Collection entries
____
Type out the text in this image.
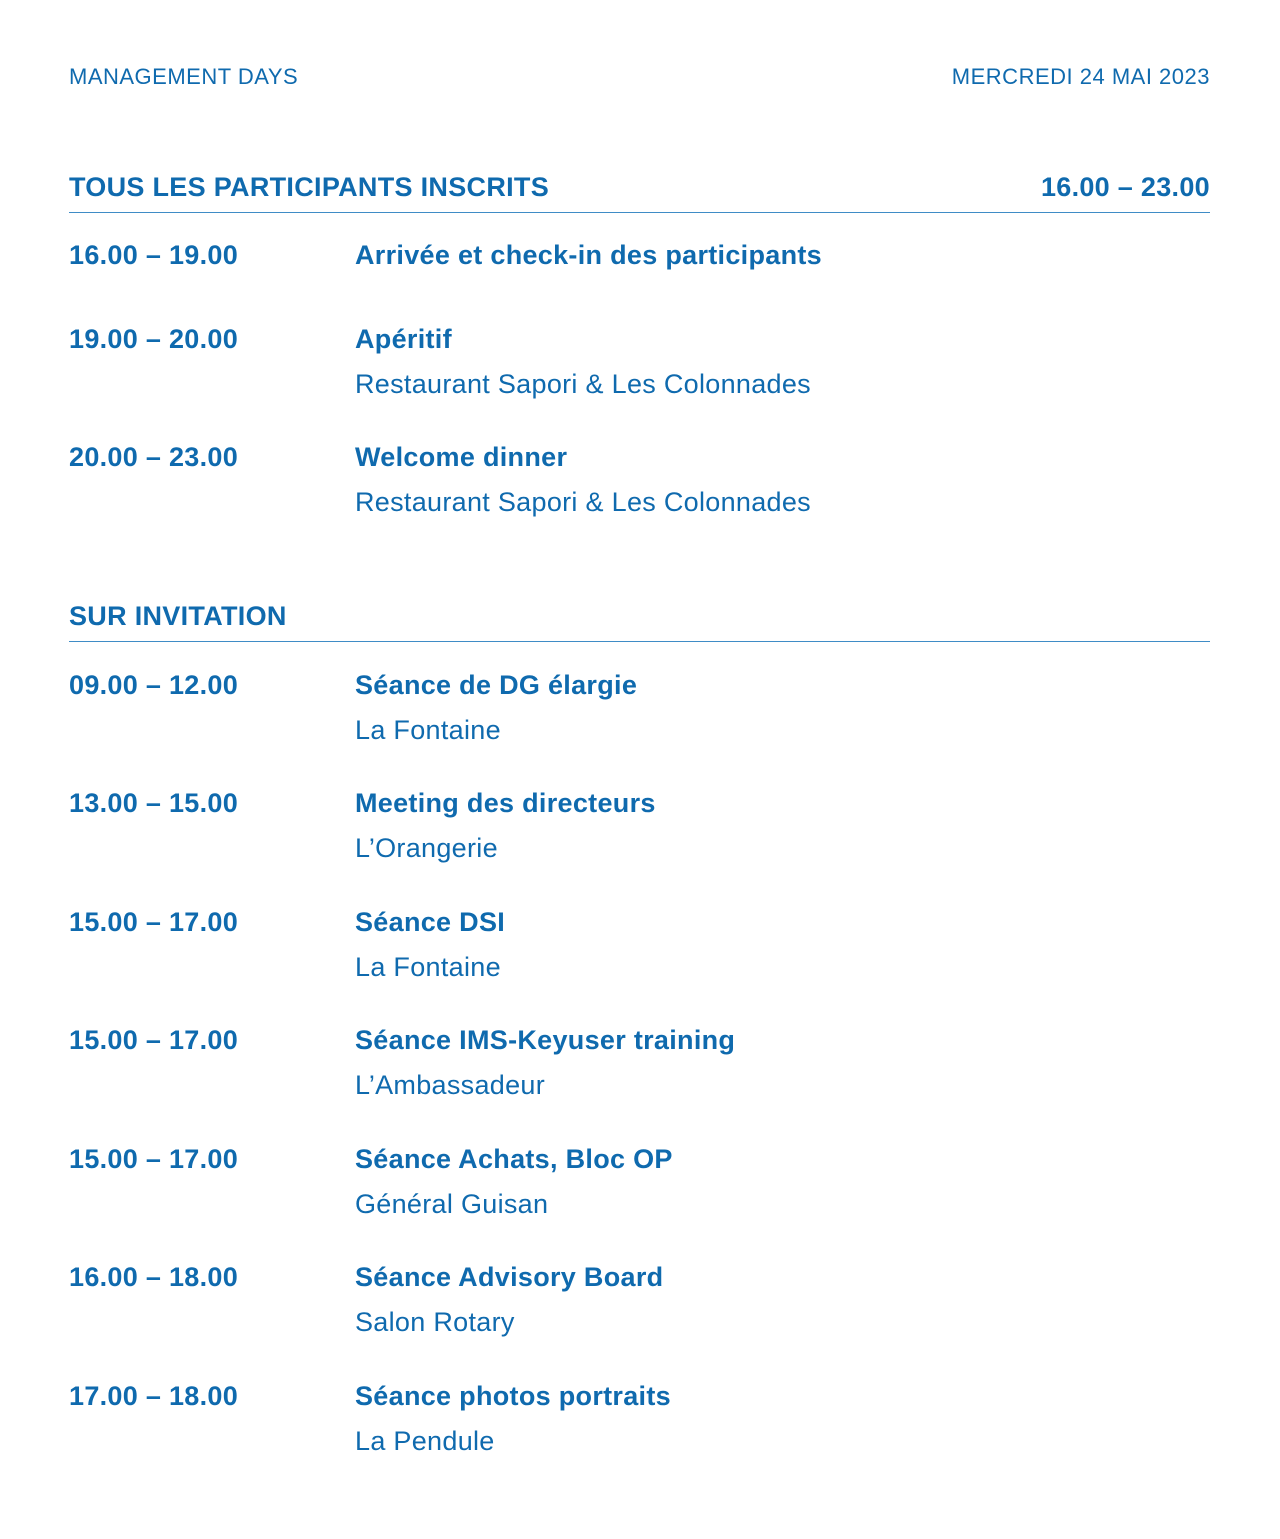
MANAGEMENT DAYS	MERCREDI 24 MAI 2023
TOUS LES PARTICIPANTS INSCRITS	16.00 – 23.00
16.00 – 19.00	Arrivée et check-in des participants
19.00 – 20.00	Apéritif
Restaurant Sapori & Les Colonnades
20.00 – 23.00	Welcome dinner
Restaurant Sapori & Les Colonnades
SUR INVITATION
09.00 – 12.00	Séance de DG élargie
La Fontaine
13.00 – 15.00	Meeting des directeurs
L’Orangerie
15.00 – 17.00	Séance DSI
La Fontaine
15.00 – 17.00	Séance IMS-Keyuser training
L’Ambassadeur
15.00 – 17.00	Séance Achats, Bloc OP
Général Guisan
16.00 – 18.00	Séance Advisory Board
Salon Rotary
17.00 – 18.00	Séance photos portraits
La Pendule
____
Strip the images and reproduce the remaining records precisely.

WRITTEN SOLUTION
Type out the text in this image.
MANAGEMENT DAYS	MERCREDI 24 MAI 2023
TOUS LES PARTICIPANTS INSCRITS	16.00 – 23.00
16.00 – 19.00	Arrivée et check-in des participants
19.00 – 20.00	Apéritif
Restaurant Sapori & Les Colonnades
20.00 – 23.00	Welcome dinner
Restaurant Sapori & Les Colonnades
SUR INVITATION
09.00 – 12.00	Séance de DG élargie
La Fontaine
13.00 – 15.00	Meeting des directeurs
L’Orangerie
15.00 – 17.00	Séance DSI
La Fontaine
15.00 – 17.00	Séance IMS-Keyuser training
L’Ambassadeur
15.00 – 17.00	Séance Achats, Bloc OP
Général Guisan
16.00 – 18.00	Séance Advisory Board
Salon Rotary
17.00 – 18.00	Séance photos portraits
La Pendule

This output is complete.